(Brief):
Copy out every record precisely.

(Figure record listings):

**********

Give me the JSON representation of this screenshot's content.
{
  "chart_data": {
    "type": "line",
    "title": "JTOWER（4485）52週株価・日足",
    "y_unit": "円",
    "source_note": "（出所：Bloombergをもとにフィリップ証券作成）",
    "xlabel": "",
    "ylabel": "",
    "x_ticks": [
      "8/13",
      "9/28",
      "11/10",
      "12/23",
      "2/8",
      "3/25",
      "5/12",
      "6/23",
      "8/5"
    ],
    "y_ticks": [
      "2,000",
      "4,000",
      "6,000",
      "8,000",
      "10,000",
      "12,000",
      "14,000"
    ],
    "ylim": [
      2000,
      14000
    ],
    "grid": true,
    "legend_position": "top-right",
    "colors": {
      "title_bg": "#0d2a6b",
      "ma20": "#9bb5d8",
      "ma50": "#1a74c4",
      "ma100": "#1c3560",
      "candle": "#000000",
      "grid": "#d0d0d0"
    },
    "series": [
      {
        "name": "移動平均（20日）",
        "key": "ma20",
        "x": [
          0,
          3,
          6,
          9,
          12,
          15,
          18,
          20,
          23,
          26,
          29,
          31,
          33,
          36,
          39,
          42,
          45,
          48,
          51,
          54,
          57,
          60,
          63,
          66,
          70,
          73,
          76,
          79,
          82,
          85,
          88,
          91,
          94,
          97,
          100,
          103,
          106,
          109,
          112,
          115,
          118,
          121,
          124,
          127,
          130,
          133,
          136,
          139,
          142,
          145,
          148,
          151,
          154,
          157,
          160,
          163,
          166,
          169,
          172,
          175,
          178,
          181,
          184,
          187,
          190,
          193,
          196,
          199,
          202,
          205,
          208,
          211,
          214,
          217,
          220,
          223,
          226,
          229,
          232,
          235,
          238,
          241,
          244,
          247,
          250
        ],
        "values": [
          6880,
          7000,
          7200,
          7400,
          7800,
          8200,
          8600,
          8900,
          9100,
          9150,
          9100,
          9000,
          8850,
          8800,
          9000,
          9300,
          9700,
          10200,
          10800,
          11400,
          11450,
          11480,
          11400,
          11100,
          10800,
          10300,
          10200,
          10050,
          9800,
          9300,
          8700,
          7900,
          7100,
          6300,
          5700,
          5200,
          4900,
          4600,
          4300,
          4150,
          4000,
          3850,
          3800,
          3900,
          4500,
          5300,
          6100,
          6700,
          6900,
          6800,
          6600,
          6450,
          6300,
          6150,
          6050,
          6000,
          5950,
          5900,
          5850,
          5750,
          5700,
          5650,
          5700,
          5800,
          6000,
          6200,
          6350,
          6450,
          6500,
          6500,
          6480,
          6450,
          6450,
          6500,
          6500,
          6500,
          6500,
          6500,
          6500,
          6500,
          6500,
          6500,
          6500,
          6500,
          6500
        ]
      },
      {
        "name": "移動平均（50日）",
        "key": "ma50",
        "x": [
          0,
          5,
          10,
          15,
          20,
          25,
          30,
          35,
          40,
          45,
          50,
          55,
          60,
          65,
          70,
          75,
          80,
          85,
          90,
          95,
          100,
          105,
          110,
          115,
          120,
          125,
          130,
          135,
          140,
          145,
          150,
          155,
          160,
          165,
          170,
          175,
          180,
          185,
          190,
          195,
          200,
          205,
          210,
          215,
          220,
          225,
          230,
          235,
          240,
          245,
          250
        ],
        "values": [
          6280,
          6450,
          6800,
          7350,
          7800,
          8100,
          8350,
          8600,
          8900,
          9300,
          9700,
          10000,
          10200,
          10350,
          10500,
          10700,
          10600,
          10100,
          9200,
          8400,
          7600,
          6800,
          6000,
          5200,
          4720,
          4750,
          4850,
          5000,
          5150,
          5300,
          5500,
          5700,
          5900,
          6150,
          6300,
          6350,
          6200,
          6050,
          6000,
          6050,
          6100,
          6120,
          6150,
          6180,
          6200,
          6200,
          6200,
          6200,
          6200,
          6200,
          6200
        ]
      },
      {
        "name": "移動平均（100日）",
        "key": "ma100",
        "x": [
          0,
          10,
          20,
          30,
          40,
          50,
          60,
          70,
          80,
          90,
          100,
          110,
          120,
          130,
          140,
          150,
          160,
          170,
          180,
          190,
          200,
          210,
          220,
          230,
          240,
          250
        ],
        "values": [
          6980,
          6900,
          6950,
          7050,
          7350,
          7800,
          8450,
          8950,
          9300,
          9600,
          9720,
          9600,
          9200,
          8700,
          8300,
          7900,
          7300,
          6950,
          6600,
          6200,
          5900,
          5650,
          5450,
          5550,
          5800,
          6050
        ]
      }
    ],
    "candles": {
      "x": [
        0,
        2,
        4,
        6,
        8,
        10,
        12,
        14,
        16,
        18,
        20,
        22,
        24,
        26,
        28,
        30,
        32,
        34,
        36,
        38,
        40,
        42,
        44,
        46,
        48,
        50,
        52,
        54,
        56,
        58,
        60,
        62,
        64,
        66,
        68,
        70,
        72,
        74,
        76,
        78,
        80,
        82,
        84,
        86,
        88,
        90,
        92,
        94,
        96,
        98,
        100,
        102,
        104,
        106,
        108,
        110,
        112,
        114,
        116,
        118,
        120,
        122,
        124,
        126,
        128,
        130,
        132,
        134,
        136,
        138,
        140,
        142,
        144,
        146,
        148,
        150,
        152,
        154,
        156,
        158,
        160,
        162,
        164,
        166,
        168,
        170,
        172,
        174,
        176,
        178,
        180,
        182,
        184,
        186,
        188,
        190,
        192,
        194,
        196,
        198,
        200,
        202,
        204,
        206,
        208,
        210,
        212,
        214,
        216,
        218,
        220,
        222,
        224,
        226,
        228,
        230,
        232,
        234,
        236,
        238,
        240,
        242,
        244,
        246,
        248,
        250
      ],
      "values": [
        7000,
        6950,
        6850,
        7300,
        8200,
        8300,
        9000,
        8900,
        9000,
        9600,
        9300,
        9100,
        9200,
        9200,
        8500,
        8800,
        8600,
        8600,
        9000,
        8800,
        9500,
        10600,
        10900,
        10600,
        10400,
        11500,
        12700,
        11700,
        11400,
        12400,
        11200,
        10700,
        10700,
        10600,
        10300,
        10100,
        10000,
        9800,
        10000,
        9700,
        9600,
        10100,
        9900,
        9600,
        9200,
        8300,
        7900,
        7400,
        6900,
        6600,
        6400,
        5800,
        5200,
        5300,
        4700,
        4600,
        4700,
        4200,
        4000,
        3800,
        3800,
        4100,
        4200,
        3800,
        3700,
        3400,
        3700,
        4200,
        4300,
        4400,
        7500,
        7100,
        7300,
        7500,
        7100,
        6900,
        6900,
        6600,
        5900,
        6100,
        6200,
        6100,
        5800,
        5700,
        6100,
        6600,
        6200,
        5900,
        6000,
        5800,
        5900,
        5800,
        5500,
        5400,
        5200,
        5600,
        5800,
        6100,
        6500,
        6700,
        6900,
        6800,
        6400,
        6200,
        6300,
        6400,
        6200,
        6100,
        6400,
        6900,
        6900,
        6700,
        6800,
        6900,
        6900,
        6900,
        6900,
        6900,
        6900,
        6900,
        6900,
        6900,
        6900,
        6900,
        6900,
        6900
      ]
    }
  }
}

**********

(Response below):
Give me the JSON representation of this screenshot's content.
{
  "chart_data": {
    "type": "line",
    "title": "JTOWER（4485）52週株価・日足",
    "y_unit": "円",
    "source_note": "（出所：Bloombergをもとにフィリップ証券作成）",
    "xlabel": "",
    "ylabel": "",
    "x_ticks": [
      "8/13",
      "9/28",
      "11/10",
      "12/23",
      "2/8",
      "3/25",
      "5/12",
      "6/23",
      "8/5"
    ],
    "y_ticks": [
      "2,000",
      "4,000",
      "6,000",
      "8,000",
      "10,000",
      "12,000",
      "14,000"
    ],
    "ylim": [
      2000,
      14000
    ],
    "grid": true,
    "legend_position": "top-right",
    "colors": {
      "title_bg": "#0d2a6b",
      "ma20": "#9bb5d8",
      "ma50": "#1a74c4",
      "ma100": "#1c3560",
      "candle": "#000000",
      "grid": "#d0d0d0"
    },
    "series": [
      {
        "name": "移動平均（20日）",
        "key": "ma20",
        "x": [
          0,
          3,
          6,
          9,
          12,
          15,
          18,
          20,
          23,
          26,
          29,
          31,
          33,
          36,
          39,
          42,
          45,
          48,
          51,
          54,
          57,
          60,
          63,
          66,
          70,
          73,
          76,
          79,
          82,
          85,
          88,
          91,
          94,
          97,
          100,
          103,
          106,
          109,
          112,
          115,
          118,
          121,
          124,
          127,
          130,
          133,
          136,
          139,
          142,
          145,
          148,
          151,
          154,
          157,
          160,
          163,
          166,
          169,
          172,
          175,
          178,
          181,
          184,
          187,
          190,
          193,
          196,
          199,
          202,
          205,
          208,
          211,
          214,
          217,
          220,
          223,
          226,
          229,
          232,
          235,
          238,
          241,
          244,
          247,
          250
        ],
        "values": [
          6880,
          7000,
          7200,
          7400,
          7800,
          8200,
          8600,
          8900,
          9100,
          9150,
          9100,
          9000,
          8850,
          8800,
          9000,
          9300,
          9700,
          10200,
          10800,
          11400,
          11450,
          11480,
          11400,
          11100,
          10800,
          10300,
          10200,
          10050,
          9800,
          9300,
          8700,
          7900,
          7100,
          6300,
          5700,
          5200,
          4900,
          4600,
          4300,
          4150,
          4000,
          3850,
          3800,
          3900,
          4500,
          5300,
          6100,
          6700,
          6900,
          6800,
          6600,
          6450,
          6300,
          6150,
          6050,
          6000,
          5950,
          5900,
          5850,
          5750,
          5700,
          5650,
          5700,
          5800,
          6000,
          6200,
          6350,
          6450,
          6500,
          6500,
          6480,
          6450,
          6450,
          6500,
          6500,
          6500,
          6500,
          6500,
          6500,
          6500,
          6500,
          6500,
          6500,
          6500,
          6500
        ]
      },
      {
        "name": "移動平均（50日）",
        "key": "ma50",
        "x": [
          0,
          5,
          10,
          15,
          20,
          25,
          30,
          35,
          40,
          45,
          50,
          55,
          60,
          65,
          70,
          75,
          80,
          85,
          90,
          95,
          100,
          105,
          110,
          115,
          120,
          125,
          130,
          135,
          140,
          145,
          150,
          155,
          160,
          165,
          170,
          175,
          180,
          185,
          190,
          195,
          200,
          205,
          210,
          215,
          220,
          225,
          230,
          235,
          240,
          245,
          250
        ],
        "values": [
          6280,
          6450,
          6800,
          7350,
          7800,
          8100,
          8350,
          8600,
          8900,
          9300,
          9700,
          10000,
          10200,
          10350,
          10500,
          10700,
          10600,
          10100,
          9200,
          8400,
          7600,
          6800,
          6000,
          5200,
          4720,
          4750,
          4850,
          5000,
          5150,
          5300,
          5500,
          5700,
          5900,
          6150,
          6300,
          6350,
          6200,
          6050,
          6000,
          6050,
          6100,
          6120,
          6150,
          6180,
          6200,
          6200,
          6200,
          6200,
          6200,
          6200,
          6200
        ]
      },
      {
        "name": "移動平均（100日）",
        "key": "ma100",
        "x": [
          0,
          10,
          20,
          30,
          40,
          50,
          60,
          70,
          80,
          90,
          100,
          110,
          120,
          130,
          140,
          150,
          160,
          170,
          180,
          190,
          200,
          210,
          220,
          230,
          240,
          250
        ],
        "values": [
          6980,
          6900,
          6950,
          7050,
          7350,
          7800,
          8450,
          8950,
          9300,
          9600,
          9720,
          9600,
          9200,
          8700,
          8300,
          7900,
          7300,
          6950,
          6600,
          6200,
          5900,
          5650,
          5450,
          5550,
          5800,
          6050
        ]
      }
    ],
    "candles": {
      "x": [
        0,
        2,
        4,
        6,
        8,
        10,
        12,
        14,
        16,
        18,
        20,
        22,
        24,
        26,
        28,
        30,
        32,
        34,
        36,
        38,
        40,
        42,
        44,
        46,
        48,
        50,
        52,
        54,
        56,
        58,
        60,
        62,
        64,
        66,
        68,
        70,
        72,
        74,
        76,
        78,
        80,
        82,
        84,
        86,
        88,
        90,
        92,
        94,
        96,
        98,
        100,
        102,
        104,
        106,
        108,
        110,
        112,
        114,
        116,
        118,
        120,
        122,
        124,
        126,
        128,
        130,
        132,
        134,
        136,
        138,
        140,
        142,
        144,
        146,
        148,
        150,
        152,
        154,
        156,
        158,
        160,
        162,
        164,
        166,
        168,
        170,
        172,
        174,
        176,
        178,
        180,
        182,
        184,
        186,
        188,
        190,
        192,
        194,
        196,
        198,
        200,
        202,
        204,
        206,
        208,
        210,
        212,
        214,
        216,
        218,
        220,
        222,
        224,
        226,
        228,
        230,
        232,
        234,
        236,
        238,
        240,
        242,
        244,
        246,
        248,
        250
      ],
      "values": [
        7000,
        6950,
        6850,
        7300,
        8200,
        8300,
        9000,
        8900,
        9000,
        9600,
        9300,
        9100,
        9200,
        9200,
        8500,
        8800,
        8600,
        8600,
        9000,
        8800,
        9500,
        10600,
        10900,
        10600,
        10400,
        11500,
        12700,
        11700,
        11400,
        12400,
        11200,
        10700,
        10700,
        10600,
        10300,
        10100,
        10000,
        9800,
        10000,
        9700,
        9600,
        10100,
        9900,
        9600,
        9200,
        8300,
        7900,
        7400,
        6900,
        6600,
        6400,
        5800,
        5200,
        5300,
        4700,
        4600,
        4700,
        4200,
        4000,
        3800,
        3800,
        4100,
        4200,
        3800,
        3700,
        3400,
        3700,
        4200,
        4300,
        4400,
        7500,
        7100,
        7300,
        7500,
        7100,
        6900,
        6900,
        6600,
        5900,
        6100,
        6200,
        6100,
        5800,
        5700,
        6100,
        6600,
        6200,
        5900,
        6000,
        5800,
        5900,
        5800,
        5500,
        5400,
        5200,
        5600,
        5800,
        6100,
        6500,
        6700,
        6900,
        6800,
        6400,
        6200,
        6300,
        6400,
        6200,
        6100,
        6400,
        6900,
        6900,
        6700,
        6800,
        6900,
        6900,
        6900,
        6900,
        6900,
        6900,
        6900,
        6900,
        6900,
        6900,
        6900,
        6900,
        6900
      ]
    }
  }
}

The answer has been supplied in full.